SET PROBLEM:
Omit the pictures, then reproduce every remaining record exactly.

RECORDS FOR THIS EXERCISE:
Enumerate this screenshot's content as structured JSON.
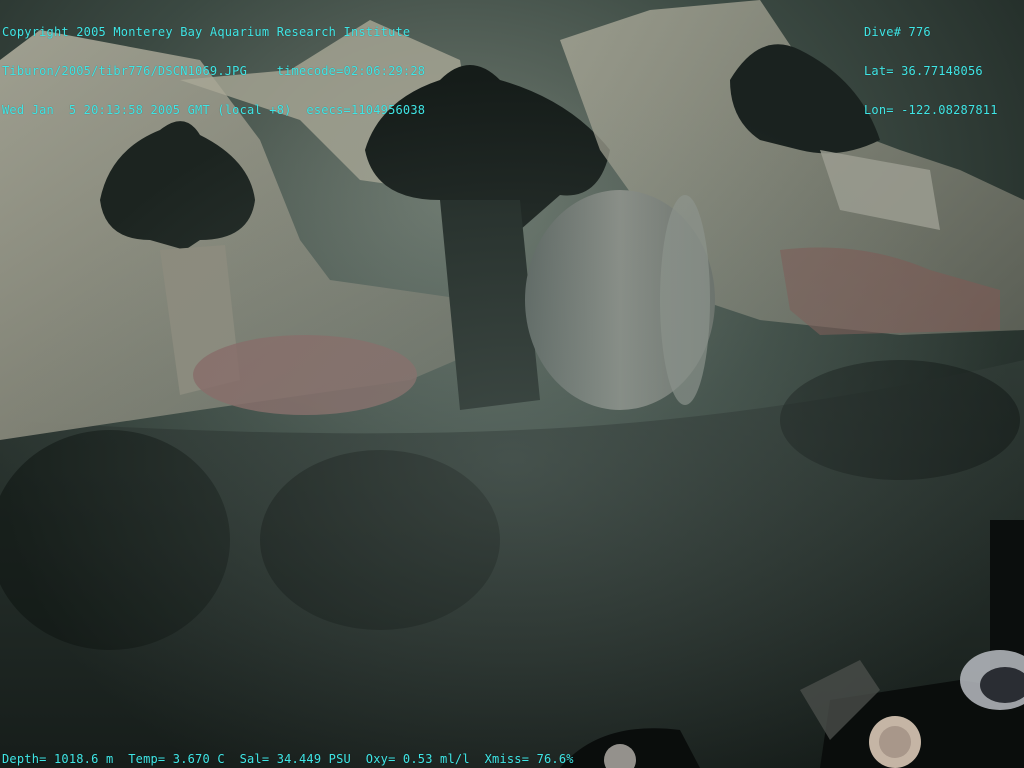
{
  "overlay": {
    "top_left": {
      "line1": "Copyright 2005 Monterey Bay Aquarium Research Institute",
      "line2": "Tiburon/2005/tibr776/DSCN1069.JPG    timecode=02:06:29:28",
      "line3": "Wed Jan  5 20:13:58 2005 GMT (local +8)  esecs=1104956038"
    },
    "top_right": {
      "dive": "Dive# 776",
      "lat": "Lat= 36.77148056",
      "lon": "Lon= -122.08287811"
    },
    "bottom": "Depth= 1018.6 m  Temp= 3.670 C  Sal= 34.449 PSU  Oxy= 0.53 ml/l  Xmiss= 76.6%"
  },
  "colors": {
    "overlay_text": "#3fe6e6",
    "water": "#1f2d29",
    "bone": "#9a9a8c",
    "sediment": "#2a332e"
  }
}
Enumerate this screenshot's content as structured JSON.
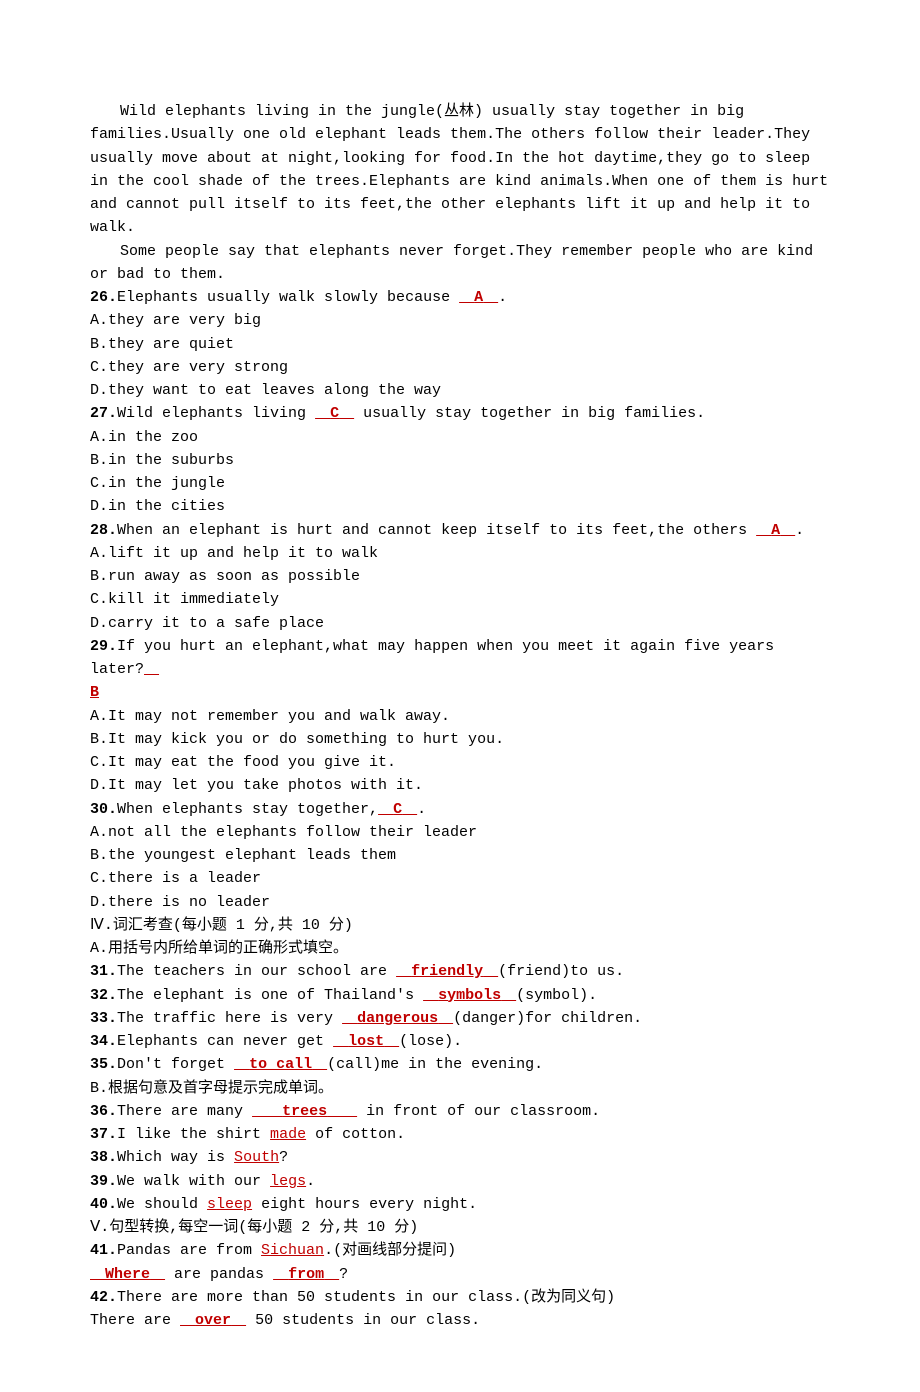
{
  "passage": {
    "p1": "Wild elephants living in the jungle(丛林) usually stay together in big families.Usually one old elephant leads them.The others follow their leader.They usually move about at night,looking for food.In the hot daytime,they go to sleep in the cool shade of the trees.Elephants are kind animals.When one of them is hurt and cannot pull itself to its feet,the other elephants lift it up and help it to walk.",
    "p2": "Some people say that elephants never forget.They remember people who are kind or bad to them."
  },
  "q26": {
    "num": "26.",
    "stem": "Elephants usually walk slowly because ",
    "ans": "A",
    "tail": ".",
    "a": "A.they are very big",
    "b": "B.they are quiet",
    "c": "C.they are very strong",
    "d": "D.they want to eat leaves along the way"
  },
  "q27": {
    "num": "27.",
    "stem": "Wild elephants living ",
    "ans": "C",
    "tail": " usually stay together in big families.",
    "a": "A.in the zoo",
    "b": "B.in the suburbs",
    "c": "C.in the jungle",
    "d": "D.in the cities"
  },
  "q28": {
    "num": "28.",
    "stem": "When an elephant is hurt and cannot keep itself to its feet,the others ",
    "ans": "A",
    "tail": ".",
    "a": "A.lift it up and help it to walk",
    "b": "B.run away as soon as possible",
    "c": "C.kill it immediately",
    "d": "D.carry it to a safe place"
  },
  "q29": {
    "num": "29.",
    "stem": "If you hurt an elephant,what may happen when you meet it again five years later?",
    "ans": "B   ",
    "a": "A.It may not remember you and walk away.",
    "b": "B.It may kick you or do something to hurt you.",
    "c": "C.It may eat the food you give it.",
    "d": "D.It may let you take photos with it."
  },
  "q30": {
    "num": "30.",
    "stem": "When elephants stay together,",
    "ans": "C",
    "tail": ".",
    "a": "A.not all the elephants follow their leader",
    "b": "B.the youngest elephant leads them",
    "c": "C.there is a leader",
    "d": "D.there is no leader"
  },
  "sec4": {
    "title": "Ⅳ.词汇考查(每小题 1 分,共 10 分)",
    "subA": "A.用括号内所给单词的正确形式填空。"
  },
  "q31": {
    "num": "31.",
    "pre": "The teachers in our school are ",
    "ans": "friendly",
    "post": "(friend)to us."
  },
  "q32": {
    "num": "32.",
    "pre": "The elephant is one of Thailand's ",
    "ans": "symbols",
    "post": "(symbol)."
  },
  "q33": {
    "num": "33.",
    "pre": "The traffic here is very ",
    "ans": "dangerous",
    "post": "(danger)for children."
  },
  "q34": {
    "num": "34.",
    "pre": "Elephants can never get ",
    "ans": "lost",
    "post": "(lose)."
  },
  "q35": {
    "num": "35.",
    "pre": "Don't forget ",
    "ans": "to call",
    "post": "(call)me in the evening."
  },
  "subB": "B.根据句意及首字母提示完成单词。",
  "q36": {
    "num": "36.",
    "pre": "There are many ",
    "ans": "trees",
    "post": " in front of our classroom."
  },
  "q37": {
    "num": "37.",
    "pre": "I like the shirt ",
    "first": "m",
    "ans": "ade",
    "post": " of cotton."
  },
  "q38": {
    "num": "38.",
    "pre": "Which way is ",
    "first": "S",
    "ans": "outh",
    "post": "?"
  },
  "q39": {
    "num": "39.",
    "pre": "We walk with our ",
    "first": "l",
    "ans": "egs",
    "post": "."
  },
  "q40": {
    "num": "40.",
    "pre": "We should ",
    "first": "s",
    "ans": "leep",
    "post": " eight hours every night."
  },
  "sec5": {
    "title": "Ⅴ.句型转换,每空一词(每小题 2 分,共 10 分)"
  },
  "q41": {
    "num": "41.",
    "pre": "Pandas are from ",
    "target": "Sichuan",
    "post": ".(对画线部分提问)",
    "ans1": "Where",
    "mid": " are pandas ",
    "ans2": "from",
    "tail": "?"
  },
  "q42": {
    "num": "42.",
    "stem": "There are more than 50 students in our class.(改为同义句)",
    "pre": "There are ",
    "ans": "over",
    "post": " 50 students in our class."
  }
}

RESULT OF THE TASK:
Enumerate this screenshot's content as structured JSON.
{
  "overlay": {
    "top_left": {
      "line1": "Copyright 2005 Monterey Bay Aquarium Research Institute",
      "line2": "Tiburon/2005/tibr776/DSCN1069.JPG    timecode=02:06:29:28",
      "line3": "Wed Jan  5 20:13:58 2005 GMT (local +8)  esecs=1104956038"
    },
    "top_right": {
      "dive": "Dive# 776",
      "lat": "Lat= 36.77148056",
      "lon": "Lon= -122.08287811"
    },
    "bottom": "Depth= 1018.6 m  Temp= 3.670 C  Sal= 34.449 PSU  Oxy= 0.53 ml/l  Xmiss= 76.6%"
  },
  "colors": {
    "overlay_text": "#3fe6e6",
    "water": "#1f2d29",
    "bone": "#9a9a8c",
    "sediment": "#2a332e"
  }
}
Enumerate this screenshot's content as structured JSON.
{
  "passage": {
    "p1": "Wild elephants living in the jungle(丛林) usually stay together in big families.Usually one old elephant leads them.The others follow their leader.They usually move about at night,looking for food.In the hot daytime,they go to sleep in the cool shade of the trees.Elephants are kind animals.When one of them is hurt and cannot pull itself to its feet,the other elephants lift it up and help it to walk.",
    "p2": "Some people say that elephants never forget.They remember people who are kind or bad to them."
  },
  "q26": {
    "num": "26.",
    "stem": "Elephants usually walk slowly because ",
    "ans": "A",
    "tail": ".",
    "a": "A.they are very big",
    "b": "B.they are quiet",
    "c": "C.they are very strong",
    "d": "D.they want to eat leaves along the way"
  },
  "q27": {
    "num": "27.",
    "stem": "Wild elephants living ",
    "ans": "C",
    "tail": " usually stay together in big families.",
    "a": "A.in the zoo",
    "b": "B.in the suburbs",
    "c": "C.in the jungle",
    "d": "D.in the cities"
  },
  "q28": {
    "num": "28.",
    "stem": "When an elephant is hurt and cannot keep itself to its feet,the others ",
    "ans": "A",
    "tail": ".",
    "a": "A.lift it up and help it to walk",
    "b": "B.run away as soon as possible",
    "c": "C.kill it immediately",
    "d": "D.carry it to a safe place"
  },
  "q29": {
    "num": "29.",
    "stem": "If you hurt an elephant,what may happen when you meet it again five years later?",
    "ans": "B   ",
    "a": "A.It may not remember you and walk away.",
    "b": "B.It may kick you or do something to hurt you.",
    "c": "C.It may eat the food you give it.",
    "d": "D.It may let you take photos with it."
  },
  "q30": {
    "num": "30.",
    "stem": "When elephants stay together,",
    "ans": "C",
    "tail": ".",
    "a": "A.not all the elephants follow their leader",
    "b": "B.the youngest elephant leads them",
    "c": "C.there is a leader",
    "d": "D.there is no leader"
  },
  "sec4": {
    "title": "Ⅳ.词汇考查(每小题 1 分,共 10 分)",
    "subA": "A.用括号内所给单词的正确形式填空。"
  },
  "q31": {
    "num": "31.",
    "pre": "The teachers in our school are ",
    "ans": "friendly",
    "post": "(friend)to us."
  },
  "q32": {
    "num": "32.",
    "pre": "The elephant is one of Thailand's ",
    "ans": "symbols",
    "post": "(symbol)."
  },
  "q33": {
    "num": "33.",
    "pre": "The traffic here is very ",
    "ans": "dangerous",
    "post": "(danger)for children."
  },
  "q34": {
    "num": "34.",
    "pre": "Elephants can never get ",
    "ans": "lost",
    "post": "(lose)."
  },
  "q35": {
    "num": "35.",
    "pre": "Don't forget ",
    "ans": "to call",
    "post": "(call)me in the evening."
  },
  "subB": "B.根据句意及首字母提示完成单词。",
  "q36": {
    "num": "36.",
    "pre": "There are many ",
    "ans": "trees",
    "post": " in front of our classroom."
  },
  "q37": {
    "num": "37.",
    "pre": "I like the shirt ",
    "first": "m",
    "ans": "ade",
    "post": " of cotton."
  },
  "q38": {
    "num": "38.",
    "pre": "Which way is ",
    "first": "S",
    "ans": "outh",
    "post": "?"
  },
  "q39": {
    "num": "39.",
    "pre": "We walk with our ",
    "first": "l",
    "ans": "egs",
    "post": "."
  },
  "q40": {
    "num": "40.",
    "pre": "We should ",
    "first": "s",
    "ans": "leep",
    "post": " eight hours every night."
  },
  "sec5": {
    "title": "Ⅴ.句型转换,每空一词(每小题 2 分,共 10 分)"
  },
  "q41": {
    "num": "41.",
    "pre": "Pandas are from ",
    "target": "Sichuan",
    "post": ".(对画线部分提问)",
    "ans1": "Where",
    "mid": " are pandas ",
    "ans2": "from",
    "tail": "?"
  },
  "q42": {
    "num": "42.",
    "stem": "There are more than 50 students in our class.(改为同义句)",
    "pre": "There are ",
    "ans": "over",
    "post": " 50 students in our class."
  }
}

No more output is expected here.